[YOUR TASK]:
Reproduce word for word the section of the records that begins with the line containing "Patent image size: (740, 619)." and ends with the line containing "The motor 4 is at (358, 160).", including both of those lines.

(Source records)
--
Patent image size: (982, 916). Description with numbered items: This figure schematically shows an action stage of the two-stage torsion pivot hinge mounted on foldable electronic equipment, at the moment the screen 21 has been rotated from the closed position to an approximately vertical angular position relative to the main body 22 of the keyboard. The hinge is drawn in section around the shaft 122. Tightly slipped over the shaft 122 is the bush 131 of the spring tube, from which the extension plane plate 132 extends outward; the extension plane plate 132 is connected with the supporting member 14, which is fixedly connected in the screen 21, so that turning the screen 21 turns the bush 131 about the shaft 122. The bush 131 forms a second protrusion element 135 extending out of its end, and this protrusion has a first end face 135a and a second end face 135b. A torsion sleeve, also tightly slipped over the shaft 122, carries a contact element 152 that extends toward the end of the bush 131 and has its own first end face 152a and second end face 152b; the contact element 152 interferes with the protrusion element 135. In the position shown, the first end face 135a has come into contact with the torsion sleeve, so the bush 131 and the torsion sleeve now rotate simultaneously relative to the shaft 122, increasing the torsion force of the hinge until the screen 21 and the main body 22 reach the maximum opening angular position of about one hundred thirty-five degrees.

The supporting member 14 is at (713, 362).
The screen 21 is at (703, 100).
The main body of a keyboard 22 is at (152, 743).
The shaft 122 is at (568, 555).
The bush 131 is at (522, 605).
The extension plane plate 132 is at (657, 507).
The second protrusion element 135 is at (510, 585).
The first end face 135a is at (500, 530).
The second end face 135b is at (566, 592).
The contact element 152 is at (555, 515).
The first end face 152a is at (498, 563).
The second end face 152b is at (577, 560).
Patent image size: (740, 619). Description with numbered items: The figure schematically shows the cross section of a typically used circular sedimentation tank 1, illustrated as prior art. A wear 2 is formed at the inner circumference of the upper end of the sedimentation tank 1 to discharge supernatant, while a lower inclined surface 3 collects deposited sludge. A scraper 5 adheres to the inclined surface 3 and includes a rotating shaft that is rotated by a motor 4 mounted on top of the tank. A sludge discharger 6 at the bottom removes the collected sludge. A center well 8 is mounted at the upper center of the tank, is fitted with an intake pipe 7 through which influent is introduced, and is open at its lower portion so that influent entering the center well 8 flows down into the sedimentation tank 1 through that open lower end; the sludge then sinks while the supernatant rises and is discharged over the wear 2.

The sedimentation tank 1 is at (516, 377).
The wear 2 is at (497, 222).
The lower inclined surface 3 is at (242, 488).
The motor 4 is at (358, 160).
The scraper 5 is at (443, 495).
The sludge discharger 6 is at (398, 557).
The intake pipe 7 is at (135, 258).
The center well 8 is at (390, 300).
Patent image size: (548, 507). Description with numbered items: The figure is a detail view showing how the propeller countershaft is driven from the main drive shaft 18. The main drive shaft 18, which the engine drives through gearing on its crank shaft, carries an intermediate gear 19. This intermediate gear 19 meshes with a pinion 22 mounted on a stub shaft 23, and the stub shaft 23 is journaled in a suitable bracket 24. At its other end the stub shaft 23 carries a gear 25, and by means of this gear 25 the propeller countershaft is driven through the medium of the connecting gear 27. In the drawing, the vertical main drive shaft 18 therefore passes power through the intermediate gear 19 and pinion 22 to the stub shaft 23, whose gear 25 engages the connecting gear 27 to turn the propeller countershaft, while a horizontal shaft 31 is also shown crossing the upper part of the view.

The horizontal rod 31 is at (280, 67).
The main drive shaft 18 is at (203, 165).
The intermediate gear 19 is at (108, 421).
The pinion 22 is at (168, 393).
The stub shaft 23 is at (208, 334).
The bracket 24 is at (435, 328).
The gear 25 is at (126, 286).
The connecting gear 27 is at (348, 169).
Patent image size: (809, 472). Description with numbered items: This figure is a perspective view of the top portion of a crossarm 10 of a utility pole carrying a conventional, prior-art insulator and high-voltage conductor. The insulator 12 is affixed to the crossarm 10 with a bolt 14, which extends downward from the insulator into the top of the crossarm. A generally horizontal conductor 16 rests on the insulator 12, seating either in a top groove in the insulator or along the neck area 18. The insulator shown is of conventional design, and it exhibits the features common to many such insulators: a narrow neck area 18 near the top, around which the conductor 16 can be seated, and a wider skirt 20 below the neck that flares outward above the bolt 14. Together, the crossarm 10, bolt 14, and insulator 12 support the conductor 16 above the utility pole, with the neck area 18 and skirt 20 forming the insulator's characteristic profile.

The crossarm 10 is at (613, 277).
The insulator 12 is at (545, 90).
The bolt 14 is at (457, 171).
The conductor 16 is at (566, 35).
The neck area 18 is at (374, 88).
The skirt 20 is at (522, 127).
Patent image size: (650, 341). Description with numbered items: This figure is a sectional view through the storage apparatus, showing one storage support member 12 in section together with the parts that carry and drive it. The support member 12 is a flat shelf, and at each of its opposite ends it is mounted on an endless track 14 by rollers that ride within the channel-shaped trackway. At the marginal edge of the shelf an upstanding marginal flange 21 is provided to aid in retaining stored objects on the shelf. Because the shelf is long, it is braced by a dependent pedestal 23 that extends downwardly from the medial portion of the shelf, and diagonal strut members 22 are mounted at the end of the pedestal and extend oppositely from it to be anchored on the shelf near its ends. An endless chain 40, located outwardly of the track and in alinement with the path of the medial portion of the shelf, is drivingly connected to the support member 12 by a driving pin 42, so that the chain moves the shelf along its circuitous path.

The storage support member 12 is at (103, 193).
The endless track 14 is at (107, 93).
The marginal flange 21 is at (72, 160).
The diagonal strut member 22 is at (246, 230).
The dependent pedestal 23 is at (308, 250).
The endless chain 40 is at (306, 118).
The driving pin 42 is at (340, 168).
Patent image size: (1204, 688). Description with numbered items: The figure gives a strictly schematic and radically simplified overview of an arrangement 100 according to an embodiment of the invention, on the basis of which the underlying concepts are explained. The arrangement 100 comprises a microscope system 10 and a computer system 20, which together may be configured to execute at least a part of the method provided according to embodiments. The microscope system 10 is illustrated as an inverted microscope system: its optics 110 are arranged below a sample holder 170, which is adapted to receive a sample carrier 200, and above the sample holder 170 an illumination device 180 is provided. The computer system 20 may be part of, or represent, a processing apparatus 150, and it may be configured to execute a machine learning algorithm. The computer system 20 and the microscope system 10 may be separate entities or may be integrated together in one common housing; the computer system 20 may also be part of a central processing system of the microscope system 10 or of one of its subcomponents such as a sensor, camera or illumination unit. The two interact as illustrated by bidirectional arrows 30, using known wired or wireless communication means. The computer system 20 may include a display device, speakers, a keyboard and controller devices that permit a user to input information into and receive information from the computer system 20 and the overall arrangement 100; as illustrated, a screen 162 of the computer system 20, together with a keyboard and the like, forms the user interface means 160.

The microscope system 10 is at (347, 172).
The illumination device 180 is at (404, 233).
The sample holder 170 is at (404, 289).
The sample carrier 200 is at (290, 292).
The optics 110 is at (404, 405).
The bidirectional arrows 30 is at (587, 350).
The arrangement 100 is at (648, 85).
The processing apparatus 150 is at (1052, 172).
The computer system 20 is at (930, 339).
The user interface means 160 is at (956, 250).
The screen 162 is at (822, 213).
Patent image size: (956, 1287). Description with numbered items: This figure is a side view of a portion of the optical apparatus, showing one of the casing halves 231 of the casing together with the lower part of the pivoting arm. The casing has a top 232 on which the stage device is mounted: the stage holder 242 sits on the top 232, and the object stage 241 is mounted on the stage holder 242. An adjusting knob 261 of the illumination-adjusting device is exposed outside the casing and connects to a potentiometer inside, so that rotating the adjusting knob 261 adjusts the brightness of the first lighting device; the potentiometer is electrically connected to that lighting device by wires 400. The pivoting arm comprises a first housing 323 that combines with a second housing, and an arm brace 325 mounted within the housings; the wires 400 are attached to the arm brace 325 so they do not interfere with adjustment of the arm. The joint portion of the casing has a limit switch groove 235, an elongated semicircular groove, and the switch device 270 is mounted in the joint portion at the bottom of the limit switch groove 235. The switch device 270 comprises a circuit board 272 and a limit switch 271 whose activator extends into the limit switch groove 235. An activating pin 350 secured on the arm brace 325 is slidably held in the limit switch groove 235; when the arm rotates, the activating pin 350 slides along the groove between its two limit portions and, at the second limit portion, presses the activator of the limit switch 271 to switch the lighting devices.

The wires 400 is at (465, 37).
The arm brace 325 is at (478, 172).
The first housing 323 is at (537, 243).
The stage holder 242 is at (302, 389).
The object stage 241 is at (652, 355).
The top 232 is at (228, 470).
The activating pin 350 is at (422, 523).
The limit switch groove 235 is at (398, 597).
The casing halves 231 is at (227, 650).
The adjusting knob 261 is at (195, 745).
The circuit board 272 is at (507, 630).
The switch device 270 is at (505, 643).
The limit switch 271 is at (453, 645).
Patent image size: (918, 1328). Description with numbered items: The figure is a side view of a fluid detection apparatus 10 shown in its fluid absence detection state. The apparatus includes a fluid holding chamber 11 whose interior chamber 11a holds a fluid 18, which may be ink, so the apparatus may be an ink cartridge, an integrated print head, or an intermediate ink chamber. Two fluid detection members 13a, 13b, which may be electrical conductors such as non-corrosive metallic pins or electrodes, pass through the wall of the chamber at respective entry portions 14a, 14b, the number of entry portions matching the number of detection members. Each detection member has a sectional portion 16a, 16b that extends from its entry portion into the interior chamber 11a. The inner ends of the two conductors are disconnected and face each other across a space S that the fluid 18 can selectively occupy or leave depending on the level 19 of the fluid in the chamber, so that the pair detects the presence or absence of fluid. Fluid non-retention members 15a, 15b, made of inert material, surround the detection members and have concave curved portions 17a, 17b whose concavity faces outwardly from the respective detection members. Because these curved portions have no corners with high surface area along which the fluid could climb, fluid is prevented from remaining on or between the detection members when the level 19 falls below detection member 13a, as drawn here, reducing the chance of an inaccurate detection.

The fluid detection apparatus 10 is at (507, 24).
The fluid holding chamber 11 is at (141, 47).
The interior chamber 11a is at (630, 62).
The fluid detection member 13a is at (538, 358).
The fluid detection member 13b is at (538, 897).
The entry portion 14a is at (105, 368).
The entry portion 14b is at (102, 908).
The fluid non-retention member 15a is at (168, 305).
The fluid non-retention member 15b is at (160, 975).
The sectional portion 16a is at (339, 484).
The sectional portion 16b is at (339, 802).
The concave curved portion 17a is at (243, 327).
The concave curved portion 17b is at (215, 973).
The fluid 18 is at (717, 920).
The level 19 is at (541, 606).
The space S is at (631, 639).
--
[COMPLETE ANSWER]:
Patent image size: (740, 619). Description with numbered items: The figure schematically shows the cross section of a typically used circular sedimentation tank 1, illustrated as prior art. A wear 2 is formed at the inner circumference of the upper end of the sedimentation tank 1 to discharge supernatant, while a lower inclined surface 3 collects deposited sludge. A scraper 5 adheres to the inclined surface 3 and includes a rotating shaft that is rotated by a motor 4 mounted on top of the tank. A sludge discharger 6 at the bottom removes the collected sludge. A center well 8 is mounted at the upper center of the tank, is fitted with an intake pipe 7 through which influent is introduced, and is open at its lower portion so that influent entering the center well 8 flows down into the sedimentation tank 1 through that open lower end; the sludge then sinks while the supernatant rises and is discharged over the wear 2.

The sedimentation tank 1 is at (516, 377).
The wear 2 is at (497, 222).
The lower inclined surface 3 is at (242, 488).
The motor 4 is at (358, 160).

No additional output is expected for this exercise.